* _INSTRUCTIONS TO FOLLOW_:
Rename "field-value" to "field-data" in the lines of the rows below, starting with the first line and going on through the line with "field-value-alamat: : PIDOLI". Give those lines again with everything else unchanged.

Start of TASK DATA

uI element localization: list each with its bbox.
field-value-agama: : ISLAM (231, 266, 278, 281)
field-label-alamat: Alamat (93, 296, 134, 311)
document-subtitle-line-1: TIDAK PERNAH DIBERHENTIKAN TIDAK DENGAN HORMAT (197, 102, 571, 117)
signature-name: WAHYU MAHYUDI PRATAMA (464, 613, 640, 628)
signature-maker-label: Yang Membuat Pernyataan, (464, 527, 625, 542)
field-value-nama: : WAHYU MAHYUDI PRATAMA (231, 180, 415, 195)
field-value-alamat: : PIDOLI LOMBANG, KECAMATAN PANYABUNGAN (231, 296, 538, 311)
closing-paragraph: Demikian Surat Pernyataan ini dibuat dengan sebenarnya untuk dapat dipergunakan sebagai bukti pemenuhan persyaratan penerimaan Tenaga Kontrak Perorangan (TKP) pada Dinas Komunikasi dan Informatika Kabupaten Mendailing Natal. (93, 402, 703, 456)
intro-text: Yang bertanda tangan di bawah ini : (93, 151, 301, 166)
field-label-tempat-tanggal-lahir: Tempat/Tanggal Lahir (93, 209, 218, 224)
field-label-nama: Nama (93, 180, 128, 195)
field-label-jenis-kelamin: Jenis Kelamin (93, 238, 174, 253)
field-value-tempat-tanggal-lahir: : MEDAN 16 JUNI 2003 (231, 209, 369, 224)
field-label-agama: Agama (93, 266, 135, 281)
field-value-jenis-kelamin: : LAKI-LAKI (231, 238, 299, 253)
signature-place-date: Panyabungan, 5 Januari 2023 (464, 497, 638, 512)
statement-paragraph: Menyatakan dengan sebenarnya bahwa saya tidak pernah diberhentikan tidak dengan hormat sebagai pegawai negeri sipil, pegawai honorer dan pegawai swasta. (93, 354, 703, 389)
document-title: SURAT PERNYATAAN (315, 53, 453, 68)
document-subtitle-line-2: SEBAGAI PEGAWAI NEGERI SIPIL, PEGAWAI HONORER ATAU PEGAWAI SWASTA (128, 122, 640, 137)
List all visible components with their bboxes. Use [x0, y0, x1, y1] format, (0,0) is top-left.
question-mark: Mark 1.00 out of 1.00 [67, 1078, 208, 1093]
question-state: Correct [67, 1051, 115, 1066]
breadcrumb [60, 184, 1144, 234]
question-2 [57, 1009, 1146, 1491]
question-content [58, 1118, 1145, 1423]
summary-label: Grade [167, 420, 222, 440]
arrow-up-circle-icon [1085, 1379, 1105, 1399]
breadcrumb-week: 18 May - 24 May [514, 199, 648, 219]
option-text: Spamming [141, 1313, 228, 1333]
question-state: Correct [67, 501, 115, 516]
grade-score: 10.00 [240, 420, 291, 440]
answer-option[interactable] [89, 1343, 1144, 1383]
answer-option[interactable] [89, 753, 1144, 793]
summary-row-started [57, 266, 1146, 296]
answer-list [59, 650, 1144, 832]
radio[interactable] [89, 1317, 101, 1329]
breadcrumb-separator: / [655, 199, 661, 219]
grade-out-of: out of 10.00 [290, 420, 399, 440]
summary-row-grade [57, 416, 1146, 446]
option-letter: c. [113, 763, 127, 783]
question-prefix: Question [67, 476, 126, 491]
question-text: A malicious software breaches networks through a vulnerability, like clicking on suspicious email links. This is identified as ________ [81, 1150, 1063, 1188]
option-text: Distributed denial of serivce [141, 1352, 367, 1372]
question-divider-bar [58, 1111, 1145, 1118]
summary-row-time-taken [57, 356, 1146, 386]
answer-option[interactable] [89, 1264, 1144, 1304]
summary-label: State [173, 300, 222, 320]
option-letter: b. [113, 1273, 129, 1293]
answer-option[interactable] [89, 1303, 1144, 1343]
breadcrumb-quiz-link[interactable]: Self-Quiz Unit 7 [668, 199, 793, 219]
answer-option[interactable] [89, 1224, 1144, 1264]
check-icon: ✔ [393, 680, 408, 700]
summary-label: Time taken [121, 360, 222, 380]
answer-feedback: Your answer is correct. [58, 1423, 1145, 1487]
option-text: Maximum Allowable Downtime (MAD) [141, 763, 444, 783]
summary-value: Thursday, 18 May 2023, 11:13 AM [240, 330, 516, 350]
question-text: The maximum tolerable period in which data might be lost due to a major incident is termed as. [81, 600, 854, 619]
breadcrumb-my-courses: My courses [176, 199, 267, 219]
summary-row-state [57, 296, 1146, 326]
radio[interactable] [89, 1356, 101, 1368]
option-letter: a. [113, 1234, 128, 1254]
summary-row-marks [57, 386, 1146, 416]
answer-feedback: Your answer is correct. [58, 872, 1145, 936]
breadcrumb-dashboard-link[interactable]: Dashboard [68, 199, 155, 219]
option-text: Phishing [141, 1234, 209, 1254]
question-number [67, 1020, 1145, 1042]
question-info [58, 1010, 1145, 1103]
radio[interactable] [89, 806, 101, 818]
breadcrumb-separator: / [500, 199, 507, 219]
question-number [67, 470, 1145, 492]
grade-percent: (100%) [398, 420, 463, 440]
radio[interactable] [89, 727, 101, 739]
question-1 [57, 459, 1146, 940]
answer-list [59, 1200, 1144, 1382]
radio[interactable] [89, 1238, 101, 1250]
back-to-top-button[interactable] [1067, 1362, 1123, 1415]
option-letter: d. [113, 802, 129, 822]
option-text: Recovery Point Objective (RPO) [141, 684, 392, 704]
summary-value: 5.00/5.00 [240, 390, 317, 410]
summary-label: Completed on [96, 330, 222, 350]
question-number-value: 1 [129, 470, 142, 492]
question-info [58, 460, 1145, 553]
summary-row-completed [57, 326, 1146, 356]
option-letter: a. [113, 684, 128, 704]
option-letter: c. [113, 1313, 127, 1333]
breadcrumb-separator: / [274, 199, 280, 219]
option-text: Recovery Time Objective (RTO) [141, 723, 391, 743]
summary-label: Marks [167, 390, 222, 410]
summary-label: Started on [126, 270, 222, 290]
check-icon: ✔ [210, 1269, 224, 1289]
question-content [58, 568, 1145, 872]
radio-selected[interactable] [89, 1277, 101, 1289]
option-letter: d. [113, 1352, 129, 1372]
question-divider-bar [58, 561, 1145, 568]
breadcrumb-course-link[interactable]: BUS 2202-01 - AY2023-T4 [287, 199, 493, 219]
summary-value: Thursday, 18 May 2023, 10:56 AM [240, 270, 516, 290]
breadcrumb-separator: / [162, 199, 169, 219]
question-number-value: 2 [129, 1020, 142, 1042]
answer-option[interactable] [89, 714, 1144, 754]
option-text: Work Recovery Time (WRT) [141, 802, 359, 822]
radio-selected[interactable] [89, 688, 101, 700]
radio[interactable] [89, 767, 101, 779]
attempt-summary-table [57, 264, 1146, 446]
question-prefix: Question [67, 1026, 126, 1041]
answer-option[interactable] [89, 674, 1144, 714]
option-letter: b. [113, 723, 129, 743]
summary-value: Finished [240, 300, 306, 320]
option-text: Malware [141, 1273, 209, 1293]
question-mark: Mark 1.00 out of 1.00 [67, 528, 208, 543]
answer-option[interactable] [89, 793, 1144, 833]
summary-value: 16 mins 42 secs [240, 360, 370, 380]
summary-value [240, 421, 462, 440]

End of TASK DATA

* _THE RESULT_:
uI element localization: list each with its bbox.
field-data-agama: : ISLAM (231, 266, 278, 281)
field-label-alamat: Alamat (93, 296, 134, 311)
document-subtitle-line-1: TIDAK PERNAH DIBERHENTIKAN TIDAK DENGAN HORMAT (197, 102, 571, 117)
signature-name: WAHYU MAHYUDI PRATAMA (464, 613, 640, 628)
signature-maker-label: Yang Membuat Pernyataan, (464, 527, 625, 542)
field-data-nama: : WAHYU MAHYUDI PRATAMA (231, 180, 415, 195)
field-data-alamat: : PIDOLI LOMBANG, KECAMATAN PANYABUNGAN (231, 296, 538, 311)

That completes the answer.